- _Problem to work on_: Produce a verbatim copy of the entries listed below.
──────────
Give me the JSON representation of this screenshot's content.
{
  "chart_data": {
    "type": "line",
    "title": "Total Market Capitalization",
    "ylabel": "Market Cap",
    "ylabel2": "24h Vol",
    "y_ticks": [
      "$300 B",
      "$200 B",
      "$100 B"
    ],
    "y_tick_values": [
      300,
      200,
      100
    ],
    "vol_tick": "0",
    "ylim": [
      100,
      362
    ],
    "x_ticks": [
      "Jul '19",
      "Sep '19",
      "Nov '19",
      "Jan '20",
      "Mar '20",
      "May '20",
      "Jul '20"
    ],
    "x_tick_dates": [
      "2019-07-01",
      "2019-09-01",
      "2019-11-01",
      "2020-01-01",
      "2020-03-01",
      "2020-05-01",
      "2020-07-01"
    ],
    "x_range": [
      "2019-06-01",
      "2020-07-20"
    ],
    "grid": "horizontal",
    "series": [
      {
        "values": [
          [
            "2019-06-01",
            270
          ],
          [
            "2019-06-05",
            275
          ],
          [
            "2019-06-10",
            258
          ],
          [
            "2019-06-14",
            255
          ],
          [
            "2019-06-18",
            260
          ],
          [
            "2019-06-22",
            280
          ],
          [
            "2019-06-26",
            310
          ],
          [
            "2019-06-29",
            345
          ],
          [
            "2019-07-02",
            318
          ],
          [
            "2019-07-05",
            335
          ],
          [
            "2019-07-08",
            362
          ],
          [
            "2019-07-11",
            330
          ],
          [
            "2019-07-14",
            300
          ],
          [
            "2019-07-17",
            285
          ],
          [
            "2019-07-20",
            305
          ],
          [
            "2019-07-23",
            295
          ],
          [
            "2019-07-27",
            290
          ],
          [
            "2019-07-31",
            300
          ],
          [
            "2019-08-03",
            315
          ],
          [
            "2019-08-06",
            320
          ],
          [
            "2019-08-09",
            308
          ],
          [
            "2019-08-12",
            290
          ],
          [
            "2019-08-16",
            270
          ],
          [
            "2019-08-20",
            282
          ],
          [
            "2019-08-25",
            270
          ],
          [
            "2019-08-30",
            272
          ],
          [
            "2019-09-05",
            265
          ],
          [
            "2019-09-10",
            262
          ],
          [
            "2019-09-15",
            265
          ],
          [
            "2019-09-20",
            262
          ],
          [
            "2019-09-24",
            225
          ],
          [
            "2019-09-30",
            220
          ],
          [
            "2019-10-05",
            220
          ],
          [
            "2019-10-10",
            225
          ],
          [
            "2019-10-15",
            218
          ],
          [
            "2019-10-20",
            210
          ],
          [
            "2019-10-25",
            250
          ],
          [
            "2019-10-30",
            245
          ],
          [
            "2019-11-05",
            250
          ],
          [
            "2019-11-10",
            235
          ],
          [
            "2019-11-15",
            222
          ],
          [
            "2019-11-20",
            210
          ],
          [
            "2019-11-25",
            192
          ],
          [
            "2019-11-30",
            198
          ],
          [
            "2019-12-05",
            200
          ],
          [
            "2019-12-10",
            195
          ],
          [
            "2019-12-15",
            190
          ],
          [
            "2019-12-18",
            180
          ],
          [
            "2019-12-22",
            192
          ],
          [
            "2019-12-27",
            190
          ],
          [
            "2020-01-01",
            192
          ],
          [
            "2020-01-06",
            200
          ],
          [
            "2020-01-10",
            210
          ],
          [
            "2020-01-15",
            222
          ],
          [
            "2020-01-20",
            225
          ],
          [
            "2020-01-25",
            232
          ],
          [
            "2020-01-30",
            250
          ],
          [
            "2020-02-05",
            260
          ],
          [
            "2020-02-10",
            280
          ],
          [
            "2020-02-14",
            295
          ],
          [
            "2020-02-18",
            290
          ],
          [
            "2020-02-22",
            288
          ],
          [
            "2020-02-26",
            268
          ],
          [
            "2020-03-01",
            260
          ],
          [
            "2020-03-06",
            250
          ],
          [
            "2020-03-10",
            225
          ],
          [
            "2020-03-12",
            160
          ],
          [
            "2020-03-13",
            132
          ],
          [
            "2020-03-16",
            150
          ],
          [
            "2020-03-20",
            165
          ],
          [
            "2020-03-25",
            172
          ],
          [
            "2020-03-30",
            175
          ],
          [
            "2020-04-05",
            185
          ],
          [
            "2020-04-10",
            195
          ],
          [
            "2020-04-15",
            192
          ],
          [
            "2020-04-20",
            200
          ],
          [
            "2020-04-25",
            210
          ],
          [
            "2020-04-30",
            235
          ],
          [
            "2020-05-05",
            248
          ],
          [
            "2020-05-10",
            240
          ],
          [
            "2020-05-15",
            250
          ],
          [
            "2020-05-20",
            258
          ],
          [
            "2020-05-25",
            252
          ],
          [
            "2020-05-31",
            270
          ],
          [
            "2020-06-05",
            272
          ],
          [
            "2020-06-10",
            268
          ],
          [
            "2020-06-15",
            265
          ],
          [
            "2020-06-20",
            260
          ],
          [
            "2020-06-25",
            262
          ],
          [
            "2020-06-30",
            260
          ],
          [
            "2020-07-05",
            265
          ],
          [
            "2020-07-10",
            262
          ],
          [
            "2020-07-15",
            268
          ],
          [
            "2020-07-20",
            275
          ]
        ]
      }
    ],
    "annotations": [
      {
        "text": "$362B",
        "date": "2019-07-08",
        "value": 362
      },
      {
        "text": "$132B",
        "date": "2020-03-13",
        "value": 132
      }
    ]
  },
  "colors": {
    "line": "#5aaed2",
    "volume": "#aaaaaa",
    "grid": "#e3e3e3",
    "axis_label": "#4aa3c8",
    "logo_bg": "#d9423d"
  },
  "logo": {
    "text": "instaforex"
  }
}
──────────
- _Finished exercise_:
Give me the JSON representation of this screenshot's content.
{
  "chart_data": {
    "type": "line",
    "title": "Total Market Capitalization",
    "ylabel": "Market Cap",
    "ylabel2": "24h Vol",
    "y_ticks": [
      "$300 B",
      "$200 B",
      "$100 B"
    ],
    "y_tick_values": [
      300,
      200,
      100
    ],
    "vol_tick": "0",
    "ylim": [
      100,
      362
    ],
    "x_ticks": [
      "Jul '19",
      "Sep '19",
      "Nov '19",
      "Jan '20",
      "Mar '20",
      "May '20",
      "Jul '20"
    ],
    "x_tick_dates": [
      "2019-07-01",
      "2019-09-01",
      "2019-11-01",
      "2020-01-01",
      "2020-03-01",
      "2020-05-01",
      "2020-07-01"
    ],
    "x_range": [
      "2019-06-01",
      "2020-07-20"
    ],
    "grid": "horizontal",
    "series": [
      {
        "values": [
          [
            "2019-06-01",
            270
          ],
          [
            "2019-06-05",
            275
          ],
          [
            "2019-06-10",
            258
          ],
          [
            "2019-06-14",
            255
          ],
          [
            "2019-06-18",
            260
          ],
          [
            "2019-06-22",
            280
          ],
          [
            "2019-06-26",
            310
          ],
          [
            "2019-06-29",
            345
          ],
          [
            "2019-07-02",
            318
          ],
          [
            "2019-07-05",
            335
          ],
          [
            "2019-07-08",
            362
          ],
          [
            "2019-07-11",
            330
          ],
          [
            "2019-07-14",
            300
          ],
          [
            "2019-07-17",
            285
          ],
          [
            "2019-07-20",
            305
          ],
          [
            "2019-07-23",
            295
          ],
          [
            "2019-07-27",
            290
          ],
          [
            "2019-07-31",
            300
          ],
          [
            "2019-08-03",
            315
          ],
          [
            "2019-08-06",
            320
          ],
          [
            "2019-08-09",
            308
          ],
          [
            "2019-08-12",
            290
          ],
          [
            "2019-08-16",
            270
          ],
          [
            "2019-08-20",
            282
          ],
          [
            "2019-08-25",
            270
          ],
          [
            "2019-08-30",
            272
          ],
          [
            "2019-09-05",
            265
          ],
          [
            "2019-09-10",
            262
          ],
          [
            "2019-09-15",
            265
          ],
          [
            "2019-09-20",
            262
          ],
          [
            "2019-09-24",
            225
          ],
          [
            "2019-09-30",
            220
          ],
          [
            "2019-10-05",
            220
          ],
          [
            "2019-10-10",
            225
          ],
          [
            "2019-10-15",
            218
          ],
          [
            "2019-10-20",
            210
          ],
          [
            "2019-10-25",
            250
          ],
          [
            "2019-10-30",
            245
          ],
          [
            "2019-11-05",
            250
          ],
          [
            "2019-11-10",
            235
          ],
          [
            "2019-11-15",
            222
          ],
          [
            "2019-11-20",
            210
          ],
          [
            "2019-11-25",
            192
          ],
          [
            "2019-11-30",
            198
          ],
          [
            "2019-12-05",
            200
          ],
          [
            "2019-12-10",
            195
          ],
          [
            "2019-12-15",
            190
          ],
          [
            "2019-12-18",
            180
          ],
          [
            "2019-12-22",
            192
          ],
          [
            "2019-12-27",
            190
          ],
          [
            "2020-01-01",
            192
          ],
          [
            "2020-01-06",
            200
          ],
          [
            "2020-01-10",
            210
          ],
          [
            "2020-01-15",
            222
          ],
          [
            "2020-01-20",
            225
          ],
          [
            "2020-01-25",
            232
          ],
          [
            "2020-01-30",
            250
          ],
          [
            "2020-02-05",
            260
          ],
          [
            "2020-02-10",
            280
          ],
          [
            "2020-02-14",
            295
          ],
          [
            "2020-02-18",
            290
          ],
          [
            "2020-02-22",
            288
          ],
          [
            "2020-02-26",
            268
          ],
          [
            "2020-03-01",
            260
          ],
          [
            "2020-03-06",
            250
          ],
          [
            "2020-03-10",
            225
          ],
          [
            "2020-03-12",
            160
          ],
          [
            "2020-03-13",
            132
          ],
          [
            "2020-03-16",
            150
          ],
          [
            "2020-03-20",
            165
          ],
          [
            "2020-03-25",
            172
          ],
          [
            "2020-03-30",
            175
          ],
          [
            "2020-04-05",
            185
          ],
          [
            "2020-04-10",
            195
          ],
          [
            "2020-04-15",
            192
          ],
          [
            "2020-04-20",
            200
          ],
          [
            "2020-04-25",
            210
          ],
          [
            "2020-04-30",
            235
          ],
          [
            "2020-05-05",
            248
          ],
          [
            "2020-05-10",
            240
          ],
          [
            "2020-05-15",
            250
          ],
          [
            "2020-05-20",
            258
          ],
          [
            "2020-05-25",
            252
          ],
          [
            "2020-05-31",
            270
          ],
          [
            "2020-06-05",
            272
          ],
          [
            "2020-06-10",
            268
          ],
          [
            "2020-06-15",
            265
          ],
          [
            "2020-06-20",
            260
          ],
          [
            "2020-06-25",
            262
          ],
          [
            "2020-06-30",
            260
          ],
          [
            "2020-07-05",
            265
          ],
          [
            "2020-07-10",
            262
          ],
          [
            "2020-07-15",
            268
          ],
          [
            "2020-07-20",
            275
          ]
        ]
      }
    ],
    "annotations": [
      {
        "text": "$362B",
        "date": "2019-07-08",
        "value": 362
      },
      {
        "text": "$132B",
        "date": "2020-03-13",
        "value": 132
      }
    ]
  },
  "colors": {
    "line": "#5aaed2",
    "volume": "#aaaaaa",
    "grid": "#e3e3e3",
    "axis_label": "#4aa3c8",
    "logo_bg": "#d9423d"
  },
  "logo": {
    "text": "instaforex"
  }
}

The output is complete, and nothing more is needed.